→ **Exercise directions**:
Below are records. Copy every line with "IdeaProjects" in it.

[Records]
+ + + +

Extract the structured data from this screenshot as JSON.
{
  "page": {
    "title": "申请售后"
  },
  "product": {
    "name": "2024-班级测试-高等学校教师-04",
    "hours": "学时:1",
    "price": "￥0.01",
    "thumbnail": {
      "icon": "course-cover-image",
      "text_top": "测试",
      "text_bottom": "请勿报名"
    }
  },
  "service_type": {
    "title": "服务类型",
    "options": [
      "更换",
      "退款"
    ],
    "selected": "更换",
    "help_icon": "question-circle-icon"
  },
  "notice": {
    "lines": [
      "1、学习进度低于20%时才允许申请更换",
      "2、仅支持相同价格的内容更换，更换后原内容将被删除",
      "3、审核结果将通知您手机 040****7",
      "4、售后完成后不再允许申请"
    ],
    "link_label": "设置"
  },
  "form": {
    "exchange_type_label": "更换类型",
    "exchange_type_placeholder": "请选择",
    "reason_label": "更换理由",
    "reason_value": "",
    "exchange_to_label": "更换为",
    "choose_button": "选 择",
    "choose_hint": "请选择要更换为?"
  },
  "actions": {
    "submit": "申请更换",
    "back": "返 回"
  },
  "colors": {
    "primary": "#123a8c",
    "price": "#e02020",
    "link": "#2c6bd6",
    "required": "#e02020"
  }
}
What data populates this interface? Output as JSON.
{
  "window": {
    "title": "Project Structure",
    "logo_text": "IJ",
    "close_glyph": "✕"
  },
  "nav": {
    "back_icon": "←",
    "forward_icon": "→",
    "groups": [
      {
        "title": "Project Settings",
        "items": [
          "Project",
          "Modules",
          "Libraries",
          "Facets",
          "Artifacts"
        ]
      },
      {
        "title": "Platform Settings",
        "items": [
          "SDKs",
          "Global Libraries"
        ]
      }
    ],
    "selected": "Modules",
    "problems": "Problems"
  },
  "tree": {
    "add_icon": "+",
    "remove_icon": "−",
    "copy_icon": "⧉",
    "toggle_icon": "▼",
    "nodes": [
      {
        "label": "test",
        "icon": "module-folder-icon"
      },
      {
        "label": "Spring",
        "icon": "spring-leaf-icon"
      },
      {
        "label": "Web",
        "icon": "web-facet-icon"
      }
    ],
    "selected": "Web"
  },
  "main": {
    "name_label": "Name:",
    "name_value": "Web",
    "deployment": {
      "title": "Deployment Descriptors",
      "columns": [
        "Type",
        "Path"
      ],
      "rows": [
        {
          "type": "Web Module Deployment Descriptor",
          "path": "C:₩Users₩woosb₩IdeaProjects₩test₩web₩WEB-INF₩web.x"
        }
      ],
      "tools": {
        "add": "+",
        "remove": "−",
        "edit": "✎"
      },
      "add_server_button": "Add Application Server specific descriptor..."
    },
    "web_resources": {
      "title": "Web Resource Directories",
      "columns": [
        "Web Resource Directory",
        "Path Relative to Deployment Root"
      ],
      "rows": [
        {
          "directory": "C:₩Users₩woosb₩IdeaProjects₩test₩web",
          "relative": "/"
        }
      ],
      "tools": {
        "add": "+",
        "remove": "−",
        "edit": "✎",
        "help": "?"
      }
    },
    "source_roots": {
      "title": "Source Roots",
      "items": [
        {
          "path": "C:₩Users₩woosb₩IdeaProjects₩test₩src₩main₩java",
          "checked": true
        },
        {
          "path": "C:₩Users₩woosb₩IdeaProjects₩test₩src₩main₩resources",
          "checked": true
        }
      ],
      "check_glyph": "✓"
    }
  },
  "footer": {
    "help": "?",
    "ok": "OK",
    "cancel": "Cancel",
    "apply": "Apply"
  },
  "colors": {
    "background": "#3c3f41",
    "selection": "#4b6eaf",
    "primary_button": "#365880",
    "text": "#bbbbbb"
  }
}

+ + + +

→ **Solution for this exercise**:
          "path": "C:₩Users₩woosb₩IdeaProjects₩test₩web₩WEB-INF₩web.x"
          "directory": "C:₩Users₩woosb₩IdeaProjects₩test₩web",
          "path": "C:₩Users₩woosb₩IdeaProjects₩test₩src₩main₩java",
          "path": "C:₩Users₩woosb₩IdeaProjects₩test₩src₩main₩resources",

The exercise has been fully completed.